EXERCISE DATA:
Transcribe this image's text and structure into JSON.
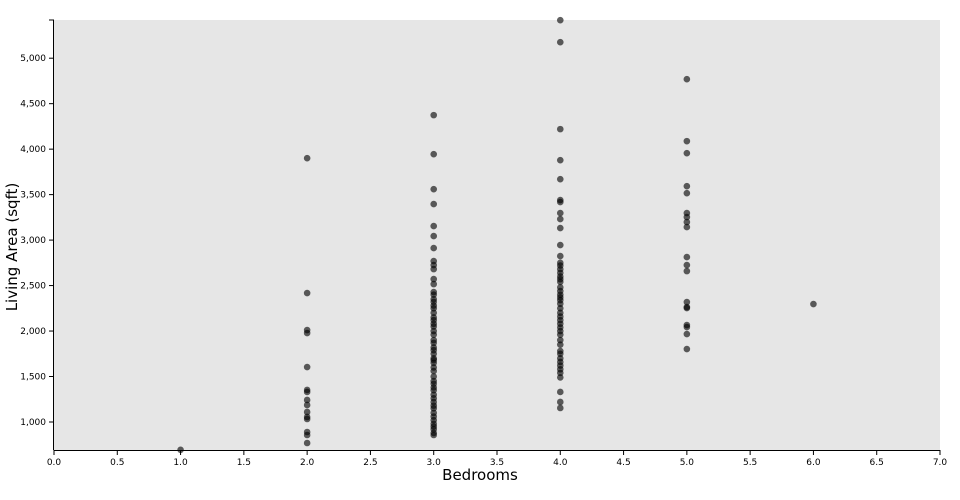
{
  "chart_data": {
    "type": "scatter",
    "title": "",
    "xlabel": "Bedrooms",
    "ylabel": "Living Area (sqft)",
    "xlim": [
      0,
      7
    ],
    "ylim": [
      692,
      5420
    ],
    "xticks": [
      "0.0",
      "0.5",
      "1.0",
      "1.5",
      "2.0",
      "2.5",
      "3.0",
      "3.5",
      "4.0",
      "4.5",
      "5.0",
      "5.5",
      "6.0",
      "6.5",
      "7.0"
    ],
    "xtick_values": [
      0,
      0.5,
      1,
      1.5,
      2,
      2.5,
      3,
      3.5,
      4,
      4.5,
      5,
      5.5,
      6,
      6.5,
      7
    ],
    "yticks": [
      "1,000",
      "1,500",
      "2,000",
      "2,500",
      "3,000",
      "3,500",
      "4,000",
      "4,500",
      "5,000"
    ],
    "ytick_values": [
      1000,
      1500,
      2000,
      2500,
      3000,
      3500,
      4000,
      4500,
      5000
    ],
    "grid": false,
    "background": "#e6e6e6",
    "point_color": "#000000",
    "points": [
      {
        "x": 1,
        "ys": [
          694
        ]
      },
      {
        "x": 2,
        "ys": [
          3901,
          2418,
          2011,
          1978,
          1604,
          1352,
          1330,
          1242,
          1187,
          1110,
          1055,
          1033,
          890,
          857,
          769
        ]
      },
      {
        "x": 3,
        "ys": [
          4374,
          3945,
          3560,
          3396,
          3154,
          3044,
          2912,
          2769,
          2725,
          2681,
          2571,
          2516,
          2429,
          2400,
          2350,
          2320,
          2280,
          2250,
          2200,
          2150,
          2120,
          2080,
          2050,
          2000,
          1960,
          1900,
          1870,
          1820,
          1790,
          1750,
          1700,
          1680,
          1650,
          1600,
          1560,
          1500,
          1450,
          1420,
          1380,
          1350,
          1300,
          1260,
          1220,
          1180,
          1150,
          1100,
          1060,
          1020,
          980,
          950,
          920,
          880,
          857
        ]
      },
      {
        "x": 4,
        "ys": [
          5418,
          5176,
          4220,
          3879,
          3670,
          3440,
          3418,
          3297,
          3231,
          3132,
          2945,
          2824,
          2750,
          2720,
          2680,
          2640,
          2600,
          2570,
          2540,
          2480,
          2440,
          2400,
          2370,
          2340,
          2300,
          2250,
          2200,
          2160,
          2120,
          2080,
          2040,
          2000,
          1960,
          1900,
          1850,
          1780,
          1750,
          1700,
          1660,
          1620,
          1580,
          1540,
          1490,
          1330,
          1220,
          1154
        ]
      },
      {
        "x": 5,
        "ys": [
          4769,
          4088,
          3956,
          3593,
          3516,
          3297,
          3253,
          3198,
          3143,
          2813,
          2725,
          2659,
          2319,
          2264,
          2253,
          2066,
          2044,
          1967,
          1802
        ]
      },
      {
        "x": 6,
        "ys": [
          2297
        ]
      }
    ]
  }
}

WHAT IS BEING ASKED:
Would you return the data exactly as written, without the pictures?

RESULT OF THE EXERCISE:
Transcribe this image's text and structure into JSON.
{
  "chart_data": {
    "type": "scatter",
    "title": "",
    "xlabel": "Bedrooms",
    "ylabel": "Living Area (sqft)",
    "xlim": [
      0,
      7
    ],
    "ylim": [
      692,
      5420
    ],
    "xticks": [
      "0.0",
      "0.5",
      "1.0",
      "1.5",
      "2.0",
      "2.5",
      "3.0",
      "3.5",
      "4.0",
      "4.5",
      "5.0",
      "5.5",
      "6.0",
      "6.5",
      "7.0"
    ],
    "xtick_values": [
      0,
      0.5,
      1,
      1.5,
      2,
      2.5,
      3,
      3.5,
      4,
      4.5,
      5,
      5.5,
      6,
      6.5,
      7
    ],
    "yticks": [
      "1,000",
      "1,500",
      "2,000",
      "2,500",
      "3,000",
      "3,500",
      "4,000",
      "4,500",
      "5,000"
    ],
    "ytick_values": [
      1000,
      1500,
      2000,
      2500,
      3000,
      3500,
      4000,
      4500,
      5000
    ],
    "grid": false,
    "background": "#e6e6e6",
    "point_color": "#000000",
    "points": [
      {
        "x": 1,
        "ys": [
          694
        ]
      },
      {
        "x": 2,
        "ys": [
          3901,
          2418,
          2011,
          1978,
          1604,
          1352,
          1330,
          1242,
          1187,
          1110,
          1055,
          1033,
          890,
          857,
          769
        ]
      },
      {
        "x": 3,
        "ys": [
          4374,
          3945,
          3560,
          3396,
          3154,
          3044,
          2912,
          2769,
          2725,
          2681,
          2571,
          2516,
          2429,
          2400,
          2350,
          2320,
          2280,
          2250,
          2200,
          2150,
          2120,
          2080,
          2050,
          2000,
          1960,
          1900,
          1870,
          1820,
          1790,
          1750,
          1700,
          1680,
          1650,
          1600,
          1560,
          1500,
          1450,
          1420,
          1380,
          1350,
          1300,
          1260,
          1220,
          1180,
          1150,
          1100,
          1060,
          1020,
          980,
          950,
          920,
          880,
          857
        ]
      },
      {
        "x": 4,
        "ys": [
          5418,
          5176,
          4220,
          3879,
          3670,
          3440,
          3418,
          3297,
          3231,
          3132,
          2945,
          2824,
          2750,
          2720,
          2680,
          2640,
          2600,
          2570,
          2540,
          2480,
          2440,
          2400,
          2370,
          2340,
          2300,
          2250,
          2200,
          2160,
          2120,
          2080,
          2040,
          2000,
          1960,
          1900,
          1850,
          1780,
          1750,
          1700,
          1660,
          1620,
          1580,
          1540,
          1490,
          1330,
          1220,
          1154
        ]
      },
      {
        "x": 5,
        "ys": [
          4769,
          4088,
          3956,
          3593,
          3516,
          3297,
          3253,
          3198,
          3143,
          2813,
          2725,
          2659,
          2319,
          2264,
          2253,
          2066,
          2044,
          1967,
          1802
        ]
      },
      {
        "x": 6,
        "ys": [
          2297
        ]
      }
    ]
  }
}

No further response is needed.